→ **Direction**
Gather all lines in the entries that include the word "Margaret".

→ **Records contained in a dataset**
────────────────

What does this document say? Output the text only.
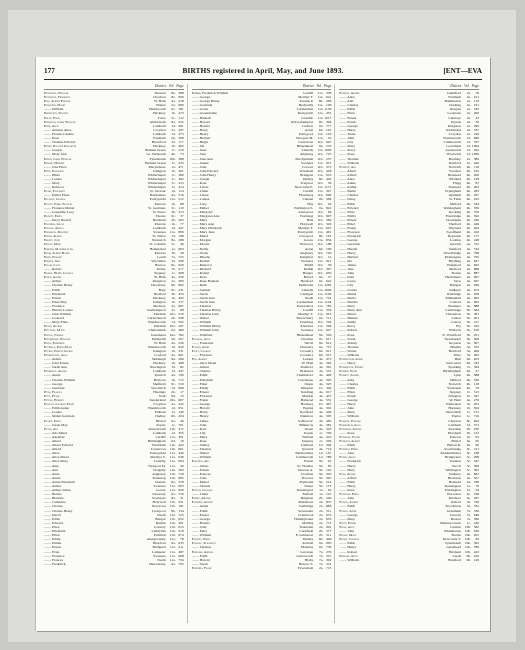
177	BIRTHS registered in April, May, and June 1893.	[ENT—EVA
District. Vol. Page
Entwistle, William	Darwen	8e. 388
Entwistle, Frederick	Chorlton	8c. 609
Epps, Albert Edward	W. Ham	4a. 218
Epsworth, Harry	Thanet	2a. 680
—— William	Hemsworth	9c. 181
Erdington, Walter	Hackney	1b. 473
Erley, Fred.	Truro	5c. 112
Erneston, James William	Altrincham	8a. 252
Erne, Alice	Lambeth	1d. 461
—— Annette Alice	Croydon	2a. 207
—— Florence Annie	Lambeth	1d. 473
—— Rose	Fareham	2b. 508
—— Thomas Edward	Brentford	3a. 177
Ernst, Eleanor Elizabeth	Hackney	1b. 465
—— Joseph	Bethnal Green	1c. 219
—— Mary Ann	Gt. Yarmouth	4b.	73
Erwin, James William	Tynemouth	10b. 388
Erwine, Herbert	Bethnal Green	1c. 223
—— Jane Eliza	Marylebone	1a. 471
Erye, Elizabeth	Islington	1b. 301
—— Hilda	Whitechapel	1c. 389
—— Louisa	Whitechapel	1c. 392
—— Mary	Whitechapel	1c. 413
—— Rebecca	Whitechapel	1c. 414
Esawi, Elizabeth	St. Saviour	1d. 114
—— Esther Ellen	Hartismere	4a. 516
Escaway, George	Pontypridd	11a. 512
Escott, Emma Frances	Pancras	1b.	88
—— Florence Mabel	St. Germans	5c. 110
—— Josephine Lucy	St. Neots	3b. 313
Escritt, Emily	Thorne	9c.	37
—— Percy Rudolf	Horsham	2b. 205
Escudier, Lilian	Pancras	1b.	77
Esdaile, Amelia	Lambeth	1d. 447
Eshelman, Dorothy	Swansea	11a. 896
Esken, Albert	St. Olave	1d. 198
Eskett, John	Nantwich	8a. 298
Eslick, Mary	St. Columb	5c.	46
Esmond, Maximilian G.	Hampstead	1a. 663
Esom, Albert Harry	Pancras	1b.	58
Espin, Edward	Louth	7a. 725
Esprice, Amy	Wycombe	3a. 599
Essam, Cecil	Barrow	8e. 920
—— Robert	Derby	7b. 517
Essery, Henry Charles	Stepney	1c. 498
Essex, Albert	W. Ham	4a. 250
—— Arthur	Kingston	2a. 283
—— Charles Henry	Dewsbury	9b. 602
—— Edith	Bury	8c. 231
—— Elizabeth	Bedford	3b. 453
—— Ernest	Hackney	1b. 402
—— Ethel May	Islington	1b. 317
—— Florence	Medway	2a. 667
—— Harriet Louisa	Southampton	2c.	68
—— John William	Durham	10a. 319
—— Leonard	Christchurch	2b. 598
—— Mary Eliza	Wandsworth	1d. 592
Esson, Alfred	Durham	10a. 297
Estcourt, Maud	Cheltenham	6a. 460
Estell, Thomas	Gateshead	10a. 782
Esterbrook, William	Plymouth	5b. 207
Estes, Frederick	W. Ham	4a. 230
Etchells, Edith Maud	Wandsworth	1d. 620
Etches, Ernest George	Islington	1b. 331
Etherington, Alice	Cosford	4a. 661
—— Arthur	Skirlaugh	9d. 266
—— John Ernest	Hackney	1b. 488
—— Sarah Ann	Newington	1d.	82
Etheridge, Alfred	Lambeth	1d. 447
—— Annie	Ipswich	4a. 709
—— Charles William	Holborn	1b. 715
—— George	Sheffield	9c. 510
—— Gertrude	Woolwich	1d. 999
Eton, Frances	Hastings	2b.	17
Etty, Frank	York	9d.	15
Ettles, Harriet	Sunderland	10a. 667
Eustace, Charles Edwin	Croydon	2a. 222
—— Edith Annie	Wandsworth	1d. 651
—— Louisa	Fulham	1a. 140
—— Mabel Gertrude	Dudley	6b. 434
Evamy, Edith	Bristol	6a.	40
—— Jessie May	Poplar	1c. 701
Evans, Ada	Aberystwith	11b. 317
—— Ada Maud	Lambeth	1d. 355
—— Adelaide	Cardiff	11a. 301
—— Albert	Birmingham	6d.	19
—— Albert Edward	Wrexham	11b. 422
—— Alfred	Carnarvon	11b. 601
—— Alice	Pontypridd	11a. 440
—— Alice Maud	Merthyr T.	11a. 636
—— Alice Mary	Llanelly	11a. 994
—— Amy	Newport M.	11a.	40
—— Ann	Dolgelly	11b. 593
—— Anne	Anglesey	11b. 718
—— Annie	Festiniog	11b. 685
—— Annie Elizabeth	Chester	8a. 378
—— Arthur	Swansea	11a. 903
—— Arthur James	Gower	11a. 829
—— Bertha	Oswestry	6a. 750
—— Blanche	Stockport	8a.	31
—— Catherine	Holywell	11b. 321
—— Charles	Newtown	11b. 181
—— Charles Henry	Liverpool	8b. 154
—— David	Neath	11a. 725
—— Edith	Bangor	11b. 652
—— Edward	Ruthin	11b. 361
—— Eliza	Conway	11b. 615
—— Elizabeth	Llanfyllin	11b. 219
—— Ellen	Pwllheli	11b. 674
—— Emily	Abergavenny	11a.	78
—— Emma	Hereford	6a. 635
—— Ernest	Bridgend	11a. 611
—— Evan	Lampeter	11a. 487
—— Florence	Swansea	11a. 908
—— Frances	Neath	11a. 734
—— Frederick	Shrewsbury	6a. 705
District. Vol. Page
Evans, Frederick William	Cardiff	11a. 338
—— George	Merthyr T.	11a. 641
—— George Henry	Toxteth P.	8b. 266
—— Gertrude	Bedwellty	11a. 106
—— Gwen	Carmarthen	11a. 1138
—— Gwendoline	Pontypridd	11a. 455
—— Hannah	Llandilo	11a. 1017
—— Harold	Wolverhampton	6b. 394
—— Harriet	Ludlow	6a. 777
—— Harry	Aston	6d. 191
—— Henry	Pontypool	11a. 143
—— Herbert	Newport M.	11a.	52
—— Hugh	Carnarvon	11b. 607
—— Ida	Birkenhead	8a. 519
—— Isaac	Llanelly	11a. 1000
—— Jane	Anglesey	11b. 723
—— Jane Ann	Machynlleth	11b. 257
—— Jennie	Swansea	11a. 915
—— John	Corwen	11b. 375
—— John Edward	Wrexham	11b. 428
—— John Henry	Bridgend	11a. 616
—— Joseph	Dudley	6b. 442
—— Kate	Tregaron	11b.	56
—— Lewis	Newcastle E.	11a. 1171
—— Lilian	Cardiff	11a. 347
—— Lizzie	Ffestiniog	11b. 690
—— Louisa	Chester	8a. 384
—— Lucy	Hay	11b.	24
—— Mabel	Wellington S.	6a. 821
—— Margaret	Aberayron	11b.	66
—— Margaret Ann	Festiniog	11b. 697
—— Mary	Bala	11b. 384
—— Mary Ann	Holywell	11b. 329
—— Mary Elizabeth	Merthyr T.	11a. 647
—— Mary Jane	Pontypridd	11a. 461
—— Maud	Liverpool	8b. 161
—— Morgan	Gower	11a. 834
—— Morris	Newtown	11b. 188
—— Nellie	Aston	6d. 199
—— Owen	Anglesey	11b. 729
—— Phoebe	Knighton	11b.	12
—— Rachel	Swansea	11a. 921
—— Rebecca	Builth	11b.	36
—— Richard	Ruthin	11b. 367
—— Robert	Bangor	11b. 659
—— Rosa	Bristol	6a.	57
—— Rose Hannah	Hereford	6a. 642
—— Ruth	Pembroke	11a. 1262
—— Samuel	Llanelly	11a. 1006
—— Sarah	Cardigan	11a. 1194
—— Sarah Ann	Neath	11a. 741
—— Sarah Jane	Carmarthen	11a. 1144
—— Thomas	Pontardawe	11a. 785
—— Thomas Henry	Cardiff	11a. 354
—— Thomas John	Merthyr T.	11a. 653
—— Walter	Shrewsbury	6a. 711
—— William	Festiniog	11b. 702
—— William Henry	Aberdare	11a. 564
—— William John	Swansea	11a. 927
—— Winifred	Birkenhead	8a. 526
Evanson, Alice	Chorlton	8c. 617
—— Frederick	Wirral	8a. 612
Evason, Annie	Oswestry	6a. 757
Evatt, Charles	Coventry	6d. 611
—— Florence	Coventry	6d. 615
Eve, Albert	Lexden	4a. 473
—— Alice Maud	W. Ham	4a. 262
—— Arthur	Romford	4a. 361
—— Charles	Braintree	4a. 551
—— Edith	Chelmsford	4a. 400
—— Elizabeth	Colchester	4a. 593
—— Ellen	Ongar	4a. 325
—— Emily	Islington	1b. 340
—— Ernest	Tendring	4a. 617
—— Florence	Maldon	4a. 437
—— Frank	Halstead	4a. 531
—— George	Hackney	1b. 497
—— Harold	Epping	4a. 301
—— Harry	Rochford	4a. 449
—— Henry	Dunmow	4a. 505
—— James	Saffron W.	4a. 483
—— John	Billericay	4a. 381
—— Kate	Orsett	4a. 345
—— Lily	Poplar	1c. 709
—— Mary	Witham	4a. 419
—— Rose	Stepney	1c. 506
—— Sidney	Lambeth	1d. 364
—— Thomas	Ipswich	4a. 716
—— Walter	Bermondsey	1d. 167
—— William	Camberwell	1d. 789
Eveleigh, Ada	Exeter	5b.	61
—— Albert	St. Thomas	5b.	83
—— Edwin	Newton A.	5b. 142
—— Frances	Crediton	5b. 345
—— John	Tiverton	5b. 367
—— Mabel	Plymouth	5b. 214
—— Samuel	Totnes	5b. 175
Evelyn, Charles	Kensington	1a.	62
—— Lilian	Fulham	1a. 147
Evemy, Arthur	Brighton	2b. 240
Evenden, Alfred	Maidstone	2a. 837
—— Annie	Tonbridge	2a. 884
—— Edith	Sevenoaks	2a. 511
—— Ernest	Cranbrook	2a. 972
—— George	Hollingbourn	2a. 855
—— Harriet	Malling	2a. 772
—— John	Tenterden	2a. 991
—— Mary	Cuckfield	2b. 277
—— William	E. Grinstead	2b. 311
Evenett, Emily	Dudley	6b. 449
Everall, Elizabeth	Atcham	6a. 695
—— Thomas	Madeley	6a. 739
Everard, Arthur	Leicester	7a. 276
—— Edith	Lutterworth	7a. 315
—— Harold	Blaby	7a. 302
—— Sarah	Barrow S.	7a. 331
Everden, Frank	Faversham	2a. 713
District. Vol. Page
Everest, Albert	Guildford	2a.	76
—— Alice	Farnham	2a. 101
—— Ann	Hambledon	2a. 119
—— Charles	Dorking	2a. 161
—— Edith	Reigate	2a. 185
—— Ellen	Godstone	2a. 200
—— Ernest	Chertsey	2a.	43
—— Frank	Epsom	2a.	30
—— George	Kingston	2a. 290
—— Harry	Richmond	2a. 337
—— Jessie	Croydon	2a. 229
—— John	Wandsworth	1d. 660
—— Lily	Camberwell	1d. 797
—— Mary	Lewisham	1d. 1064
—— Percy	Greenwich	1d. 932
—— Rose	Woolwich	1d. 1006
—— Thomas	Bromley	2a. 384
—— William	Dartford	2a. 420
Everett, Ada	Norwich	4b. 110
—— Albert	Forehoe	4b. 195
—— Alfred	Henstead	4b. 206
—— Alice	Blofield	4b. 218
—— Annie	Flegg	4b.	87
—— Arthur	Tunstead	4b. 262
—— Bertie	Erpingham	4b. 283
—— Charles	Aylsham	4b. 297
—— Daisy	St. Faith	4b. 243
—— Edith	Mitford	4b. 324
—— Edward	Walsingham	4b. 359
—— Eliza	Docking	4b. 376
—— Emily	Freebridge	4b. 392
—— Ernest	Downham	4b. 430
—— Ethel	Thetford	4b. 449
—— Fanny	Wayland	4b. 464
—— Florence	Swaffham	4b. 410
—— Frederick	Depwade	4b. 177
—— George	Loddon	4b. 228
—— Gertrude	Ipswich	4a. 722
—— Harriet	Samford	4a. 744
—— Harry	Woodbridge	4a. 768
—— Herbert	Plomesgate	4a. 795
—— Ida	Blything	4a. 827
—— James	Wangford	4a. 845
—— Jane	Mutford	4a. 868
—— John	Hoxne	4a. 887
—— Kate	Hartismere	4a. 907
—— Laura	Stow	4a. 927
—— Lily	Thingoe	4a. 949
—— Louisa	Sudbury	4a. 674
—— Mabel	Risbridge	4a. 639
—— Maria	Mildenhall	4a. 963
—— Martha	Cosford	4a. 665
—— Mary	Bosmere	4a. 888
—— Mary Ann	Cambridge	3b. 364
—— Maud	Chesterton	3b. 381
—— Minnie	Linton	3b. 401
—— Nellie	Caxton	3b. 417
—— Percy	Ely	3b. 432
—— Robert	Wisbech	3b. 476
—— Rose	N. Witchford	3b. 451
—— Sarah	Newmarket	3b. 509
—— Sidney	Royston	3a. 507
—— Thomas	Hitchin	3a. 555
—— Walter	Hertford	3a. 469
—— William	Ware	3a. 495
Everingham, Annie	Hull	9d. 203
—— Harry	Sculcoates	9d. 233
Everington, Ernest	Spalding	7a. 594
Everiss, Edith	Birmingham	6d.	27
Everitt, Alfred	Lynn	4b. 388
—— Amy	Mitford	4b. 330
—— Charles	Norwich	4b. 118
—— Edith	Yarmouth	4b.	79
—— Ellen	Stepney	1c. 513
—— Frank	Islington	1b. 347
—— George	W. Ham	4a. 270
—— Harry	Edmonton	3a. 261
—— John	Hackney	1b. 504
—— Mary	Shoreditch	1c. 131
—— William	Poplar	1c. 716
Everley, Edward	Chorlton	8c. 624
Eversfield, Alice	Lambeth	1d. 371
Evershed, Arthur	Steyning	2b. 250
—— Rose	Horsham	2b. 212
Eversley, Frank	Pancras	1b.	95
Everson, Albert	Bristol	6a.	65
—— Edith	Barton R.	6a.	90
Everton, Emma	Stourbridge	6c. 211
—— John	Kidderminster	6c. 238
Every, Alice	Bridgwater	5c. 298
—— Frederick	Taunton	5c. 347
—— Harry	Yeovil	5c. 399
—— Mary	Wellington	5c. 365
Eves, Albert	Sudbury	4a. 681
—— Alfred	Braintree	4a. 557
—— Edith	Halstead	4a. 538
—— Harry	Kensington	1a.	70
—— Rose	Paddington	1a.	44
Evesham, Emily	Worcester	6c. 168
—— John	Pershore	6c. 187
Evetts, Albert	Oxford	3a. 729
—— Edith	Woodstock	3a. 762
Evison, Annie	Grantham	7a. 536
—— George	Lincoln	7a. 649
—— Mary	Boston	7a. 566
Evitt, Ernest	Bethnal Green	1c. 230
Ewan, Alice	Carlisle	10b. 582
—— John	Whitehaven	10b. 636
Ewans, Mary	Bootle	10b. 655
Ewart, Charles	Newcastle T.	10b.	99
—— Edith	Tynemouth	10b. 395
—— Henry	Gateshead	10a. 789
—— Robert	Hexham	10b. 443
Ewbank, Alice	Leeds	9b. 416
—— William	Bradford	9b. 120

────────────────

→ **Task response**
—— Margaret	Aberayron	11b.	66
—— Margaret Ann	Festiniog	11b. 697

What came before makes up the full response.